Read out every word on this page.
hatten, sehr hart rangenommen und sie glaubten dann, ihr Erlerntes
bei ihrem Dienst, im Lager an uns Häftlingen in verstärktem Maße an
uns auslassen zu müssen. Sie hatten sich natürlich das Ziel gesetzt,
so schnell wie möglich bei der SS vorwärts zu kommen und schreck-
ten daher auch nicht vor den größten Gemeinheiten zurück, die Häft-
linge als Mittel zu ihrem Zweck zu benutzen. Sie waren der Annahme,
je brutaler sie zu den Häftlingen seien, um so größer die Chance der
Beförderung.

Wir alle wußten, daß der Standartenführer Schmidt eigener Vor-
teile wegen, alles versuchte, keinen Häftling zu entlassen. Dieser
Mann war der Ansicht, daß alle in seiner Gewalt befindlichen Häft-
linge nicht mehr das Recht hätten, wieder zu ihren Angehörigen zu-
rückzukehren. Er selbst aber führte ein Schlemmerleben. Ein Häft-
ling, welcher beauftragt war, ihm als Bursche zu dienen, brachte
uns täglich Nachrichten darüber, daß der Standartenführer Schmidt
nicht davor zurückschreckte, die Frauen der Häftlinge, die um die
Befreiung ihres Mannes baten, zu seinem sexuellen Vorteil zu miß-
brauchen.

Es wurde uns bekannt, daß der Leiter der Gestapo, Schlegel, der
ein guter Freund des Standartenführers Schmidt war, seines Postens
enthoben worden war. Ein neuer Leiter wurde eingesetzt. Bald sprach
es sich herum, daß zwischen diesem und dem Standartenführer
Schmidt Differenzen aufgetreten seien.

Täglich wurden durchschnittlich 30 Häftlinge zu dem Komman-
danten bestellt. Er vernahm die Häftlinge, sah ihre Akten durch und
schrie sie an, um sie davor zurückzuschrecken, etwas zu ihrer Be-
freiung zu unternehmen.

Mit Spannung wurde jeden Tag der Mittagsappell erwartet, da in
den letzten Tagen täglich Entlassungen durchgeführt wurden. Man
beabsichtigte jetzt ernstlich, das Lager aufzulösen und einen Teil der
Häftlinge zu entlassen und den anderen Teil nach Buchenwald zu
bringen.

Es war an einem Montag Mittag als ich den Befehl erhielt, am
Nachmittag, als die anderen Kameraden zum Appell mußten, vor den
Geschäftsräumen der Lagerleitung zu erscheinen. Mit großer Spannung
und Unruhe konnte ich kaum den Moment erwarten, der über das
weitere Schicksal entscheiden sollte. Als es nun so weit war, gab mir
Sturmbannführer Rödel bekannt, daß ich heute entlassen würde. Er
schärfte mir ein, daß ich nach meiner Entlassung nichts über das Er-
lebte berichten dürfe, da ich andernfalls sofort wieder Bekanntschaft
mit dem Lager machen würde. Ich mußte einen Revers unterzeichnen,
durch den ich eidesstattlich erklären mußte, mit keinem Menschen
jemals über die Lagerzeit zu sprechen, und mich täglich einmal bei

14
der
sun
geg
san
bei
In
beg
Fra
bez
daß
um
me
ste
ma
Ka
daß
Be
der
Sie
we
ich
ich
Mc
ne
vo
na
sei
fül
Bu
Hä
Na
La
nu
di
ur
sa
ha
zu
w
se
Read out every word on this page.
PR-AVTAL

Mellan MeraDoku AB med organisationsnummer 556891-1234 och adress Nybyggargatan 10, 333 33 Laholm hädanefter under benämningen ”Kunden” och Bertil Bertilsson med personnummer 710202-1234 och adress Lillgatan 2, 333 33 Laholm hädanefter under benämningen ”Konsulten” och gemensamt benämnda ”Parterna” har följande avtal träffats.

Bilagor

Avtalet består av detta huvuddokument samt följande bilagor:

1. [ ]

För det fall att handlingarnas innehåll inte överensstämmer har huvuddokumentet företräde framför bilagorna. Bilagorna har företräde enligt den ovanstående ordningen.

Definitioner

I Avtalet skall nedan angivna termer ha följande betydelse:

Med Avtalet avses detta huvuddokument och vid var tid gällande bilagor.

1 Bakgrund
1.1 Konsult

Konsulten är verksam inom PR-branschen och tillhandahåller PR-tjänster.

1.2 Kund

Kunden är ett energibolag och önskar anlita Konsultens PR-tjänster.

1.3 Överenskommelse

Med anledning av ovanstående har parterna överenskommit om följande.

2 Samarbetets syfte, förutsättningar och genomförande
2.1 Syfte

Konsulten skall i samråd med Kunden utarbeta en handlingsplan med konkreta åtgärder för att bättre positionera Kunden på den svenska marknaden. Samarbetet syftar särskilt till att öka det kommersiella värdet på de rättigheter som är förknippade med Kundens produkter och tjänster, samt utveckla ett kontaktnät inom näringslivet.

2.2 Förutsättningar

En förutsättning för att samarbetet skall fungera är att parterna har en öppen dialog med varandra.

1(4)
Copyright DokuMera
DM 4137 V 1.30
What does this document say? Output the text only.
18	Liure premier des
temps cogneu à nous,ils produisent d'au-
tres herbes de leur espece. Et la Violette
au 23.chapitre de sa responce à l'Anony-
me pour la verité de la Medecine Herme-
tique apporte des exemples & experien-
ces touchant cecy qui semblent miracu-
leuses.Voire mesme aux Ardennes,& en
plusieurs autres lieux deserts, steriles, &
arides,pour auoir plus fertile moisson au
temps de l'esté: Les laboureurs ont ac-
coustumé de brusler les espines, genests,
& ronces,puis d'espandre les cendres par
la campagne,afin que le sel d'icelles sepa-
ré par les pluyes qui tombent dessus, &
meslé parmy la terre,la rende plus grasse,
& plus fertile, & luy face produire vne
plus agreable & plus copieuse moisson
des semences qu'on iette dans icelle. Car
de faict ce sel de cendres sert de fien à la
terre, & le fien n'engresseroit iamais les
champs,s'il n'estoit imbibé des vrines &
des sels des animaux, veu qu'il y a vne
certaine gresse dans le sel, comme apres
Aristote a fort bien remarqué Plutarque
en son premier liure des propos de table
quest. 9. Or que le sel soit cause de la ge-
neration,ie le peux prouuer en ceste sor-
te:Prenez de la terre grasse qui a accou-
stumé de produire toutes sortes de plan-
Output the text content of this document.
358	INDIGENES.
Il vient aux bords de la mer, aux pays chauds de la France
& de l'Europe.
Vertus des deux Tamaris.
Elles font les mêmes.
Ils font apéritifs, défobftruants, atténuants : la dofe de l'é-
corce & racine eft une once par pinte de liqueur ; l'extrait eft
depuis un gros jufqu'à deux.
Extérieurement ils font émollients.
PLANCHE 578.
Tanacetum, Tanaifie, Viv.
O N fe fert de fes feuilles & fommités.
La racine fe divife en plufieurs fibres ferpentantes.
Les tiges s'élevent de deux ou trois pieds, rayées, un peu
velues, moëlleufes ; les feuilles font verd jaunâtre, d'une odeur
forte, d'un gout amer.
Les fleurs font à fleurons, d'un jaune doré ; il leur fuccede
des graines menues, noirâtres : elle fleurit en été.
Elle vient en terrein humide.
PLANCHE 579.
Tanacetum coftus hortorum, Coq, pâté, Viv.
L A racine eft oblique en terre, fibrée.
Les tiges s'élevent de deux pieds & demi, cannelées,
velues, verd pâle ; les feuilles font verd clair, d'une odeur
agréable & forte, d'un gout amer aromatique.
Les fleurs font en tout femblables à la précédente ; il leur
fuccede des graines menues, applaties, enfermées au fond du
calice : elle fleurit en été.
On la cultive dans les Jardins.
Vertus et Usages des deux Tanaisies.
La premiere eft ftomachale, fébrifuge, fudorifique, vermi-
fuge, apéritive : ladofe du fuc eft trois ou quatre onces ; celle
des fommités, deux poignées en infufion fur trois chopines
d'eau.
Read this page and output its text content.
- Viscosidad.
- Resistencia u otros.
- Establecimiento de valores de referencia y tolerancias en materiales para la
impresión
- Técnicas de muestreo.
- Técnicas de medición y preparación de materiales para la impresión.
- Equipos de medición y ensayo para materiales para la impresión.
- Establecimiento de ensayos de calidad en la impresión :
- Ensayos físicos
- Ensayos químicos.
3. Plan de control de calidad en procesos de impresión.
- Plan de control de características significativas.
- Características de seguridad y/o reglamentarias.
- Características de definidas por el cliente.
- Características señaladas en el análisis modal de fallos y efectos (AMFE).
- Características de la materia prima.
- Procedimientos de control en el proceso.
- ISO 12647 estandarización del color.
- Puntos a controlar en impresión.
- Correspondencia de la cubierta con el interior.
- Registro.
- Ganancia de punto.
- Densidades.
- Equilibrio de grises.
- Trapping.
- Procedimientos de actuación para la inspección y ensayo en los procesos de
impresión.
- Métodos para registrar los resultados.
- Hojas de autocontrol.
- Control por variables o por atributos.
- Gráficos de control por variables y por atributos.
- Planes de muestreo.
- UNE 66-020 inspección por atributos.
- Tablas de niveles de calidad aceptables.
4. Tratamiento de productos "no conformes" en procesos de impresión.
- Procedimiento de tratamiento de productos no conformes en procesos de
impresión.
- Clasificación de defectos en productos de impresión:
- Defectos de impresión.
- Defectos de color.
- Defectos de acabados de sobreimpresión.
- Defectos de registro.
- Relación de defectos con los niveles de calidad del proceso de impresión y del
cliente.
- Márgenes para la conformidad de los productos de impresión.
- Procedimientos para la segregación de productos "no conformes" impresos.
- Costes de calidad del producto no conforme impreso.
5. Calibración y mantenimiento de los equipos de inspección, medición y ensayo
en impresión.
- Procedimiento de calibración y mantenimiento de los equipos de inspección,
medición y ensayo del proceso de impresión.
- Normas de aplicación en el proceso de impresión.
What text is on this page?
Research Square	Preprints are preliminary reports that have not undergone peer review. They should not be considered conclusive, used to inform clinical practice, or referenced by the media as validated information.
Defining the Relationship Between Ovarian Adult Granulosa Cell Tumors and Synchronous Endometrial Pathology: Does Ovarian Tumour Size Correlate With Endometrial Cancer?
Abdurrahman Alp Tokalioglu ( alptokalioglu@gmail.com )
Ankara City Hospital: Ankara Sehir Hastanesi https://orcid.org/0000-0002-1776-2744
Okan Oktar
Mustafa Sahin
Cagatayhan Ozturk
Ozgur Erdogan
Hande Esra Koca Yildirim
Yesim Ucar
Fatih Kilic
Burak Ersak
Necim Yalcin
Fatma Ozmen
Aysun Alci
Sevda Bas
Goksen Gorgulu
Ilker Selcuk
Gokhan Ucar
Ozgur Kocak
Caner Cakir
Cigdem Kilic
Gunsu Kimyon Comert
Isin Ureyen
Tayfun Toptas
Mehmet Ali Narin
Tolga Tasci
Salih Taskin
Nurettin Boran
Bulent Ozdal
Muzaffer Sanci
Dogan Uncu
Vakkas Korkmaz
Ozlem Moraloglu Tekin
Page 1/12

◆ ◆ ◆ ◆ ◆ ◆ ◆

Assignment -
Count how many lines of the listing include "para". Nothing but the number is wanted.

Reply -
7